Collected data:
>> begin
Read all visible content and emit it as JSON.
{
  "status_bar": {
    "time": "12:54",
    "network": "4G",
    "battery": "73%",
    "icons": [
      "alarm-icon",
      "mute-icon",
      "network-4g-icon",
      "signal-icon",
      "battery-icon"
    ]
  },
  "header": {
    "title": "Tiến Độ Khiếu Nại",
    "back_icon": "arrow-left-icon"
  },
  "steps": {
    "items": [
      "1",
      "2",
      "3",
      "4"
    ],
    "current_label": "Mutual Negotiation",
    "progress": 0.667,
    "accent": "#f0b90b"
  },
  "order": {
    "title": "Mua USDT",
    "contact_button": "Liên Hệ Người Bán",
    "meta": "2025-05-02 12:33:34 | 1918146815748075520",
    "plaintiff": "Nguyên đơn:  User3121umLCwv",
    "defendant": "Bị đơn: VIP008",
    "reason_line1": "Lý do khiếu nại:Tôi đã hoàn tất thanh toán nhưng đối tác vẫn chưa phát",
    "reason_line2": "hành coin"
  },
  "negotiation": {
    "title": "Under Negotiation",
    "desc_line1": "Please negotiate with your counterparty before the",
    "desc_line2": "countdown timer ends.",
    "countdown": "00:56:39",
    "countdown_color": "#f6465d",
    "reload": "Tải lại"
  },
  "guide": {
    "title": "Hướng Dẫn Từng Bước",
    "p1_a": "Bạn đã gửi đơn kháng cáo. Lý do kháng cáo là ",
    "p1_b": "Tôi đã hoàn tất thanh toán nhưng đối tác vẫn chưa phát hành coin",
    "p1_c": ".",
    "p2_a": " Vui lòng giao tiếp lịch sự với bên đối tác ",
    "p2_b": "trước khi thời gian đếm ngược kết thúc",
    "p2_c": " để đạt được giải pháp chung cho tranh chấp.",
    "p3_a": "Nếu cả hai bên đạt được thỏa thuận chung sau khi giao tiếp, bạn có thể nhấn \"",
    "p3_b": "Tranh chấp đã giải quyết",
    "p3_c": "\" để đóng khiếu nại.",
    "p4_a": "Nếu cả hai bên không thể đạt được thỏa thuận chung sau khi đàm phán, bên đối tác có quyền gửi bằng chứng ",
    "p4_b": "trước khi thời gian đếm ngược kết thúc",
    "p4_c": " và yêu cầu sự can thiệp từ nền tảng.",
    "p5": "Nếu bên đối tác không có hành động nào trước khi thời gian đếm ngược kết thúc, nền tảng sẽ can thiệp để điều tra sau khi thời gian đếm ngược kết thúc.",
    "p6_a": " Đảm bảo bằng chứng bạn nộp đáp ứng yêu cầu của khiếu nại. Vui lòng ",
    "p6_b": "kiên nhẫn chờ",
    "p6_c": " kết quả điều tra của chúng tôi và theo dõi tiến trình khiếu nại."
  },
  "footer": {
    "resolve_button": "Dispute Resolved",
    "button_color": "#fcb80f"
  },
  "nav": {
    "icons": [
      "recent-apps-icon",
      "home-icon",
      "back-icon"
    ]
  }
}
>> end
▶ [WORK TO DO]:
Repeat all of the records above exactly as they appear.

▶ [WORKED ANSWER]:
Read all visible content and emit it as JSON.
{
  "status_bar": {
    "time": "12:54",
    "network": "4G",
    "battery": "73%",
    "icons": [
      "alarm-icon",
      "mute-icon",
      "network-4g-icon",
      "signal-icon",
      "battery-icon"
    ]
  },
  "header": {
    "title": "Tiến Độ Khiếu Nại",
    "back_icon": "arrow-left-icon"
  },
  "steps": {
    "items": [
      "1",
      "2",
      "3",
      "4"
    ],
    "current_label": "Mutual Negotiation",
    "progress": 0.667,
    "accent": "#f0b90b"
  },
  "order": {
    "title": "Mua USDT",
    "contact_button": "Liên Hệ Người Bán",
    "meta": "2025-05-02 12:33:34 | 1918146815748075520",
    "plaintiff": "Nguyên đơn:  User3121umLCwv",
    "defendant": "Bị đơn: VIP008",
    "reason_line1": "Lý do khiếu nại:Tôi đã hoàn tất thanh toán nhưng đối tác vẫn chưa phát",
    "reason_line2": "hành coin"
  },
  "negotiation": {
    "title": "Under Negotiation",
    "desc_line1": "Please negotiate with your counterparty before the",
    "desc_line2": "countdown timer ends.",
    "countdown": "00:56:39",
    "countdown_color": "#f6465d",
    "reload": "Tải lại"
  },
  "guide": {
    "title": "Hướng Dẫn Từng Bước",
    "p1_a": "Bạn đã gửi đơn kháng cáo. Lý do kháng cáo là ",
    "p1_b": "Tôi đã hoàn tất thanh toán nhưng đối tác vẫn chưa phát hành coin",
    "p1_c": ".",
    "p2_a": " Vui lòng giao tiếp lịch sự với bên đối tác ",
    "p2_b": "trước khi thời gian đếm ngược kết thúc",
    "p2_c": " để đạt được giải pháp chung cho tranh chấp.",
    "p3_a": "Nếu cả hai bên đạt được thỏa thuận chung sau khi giao tiếp, bạn có thể nhấn \"",
    "p3_b": "Tranh chấp đã giải quyết",
    "p3_c": "\" để đóng khiếu nại.",
    "p4_a": "Nếu cả hai bên không thể đạt được thỏa thuận chung sau khi đàm phán, bên đối tác có quyền gửi bằng chứng ",
    "p4_b": "trước khi thời gian đếm ngược kết thúc",
    "p4_c": " và yêu cầu sự can thiệp từ nền tảng.",
    "p5": "Nếu bên đối tác không có hành động nào trước khi thời gian đếm ngược kết thúc, nền tảng sẽ can thiệp để điều tra sau khi thời gian đếm ngược kết thúc.",
    "p6_a": " Đảm bảo bằng chứng bạn nộp đáp ứng yêu cầu của khiếu nại. Vui lòng ",
    "p6_b": "kiên nhẫn chờ",
    "p6_c": " kết quả điều tra của chúng tôi và theo dõi tiến trình khiếu nại."
  },
  "footer": {
    "resolve_button": "Dispute Resolved",
    "button_color": "#fcb80f"
  },
  "nav": {
    "icons": [
      "recent-apps-icon",
      "home-icon",
      "back-icon"
    ]
  }
}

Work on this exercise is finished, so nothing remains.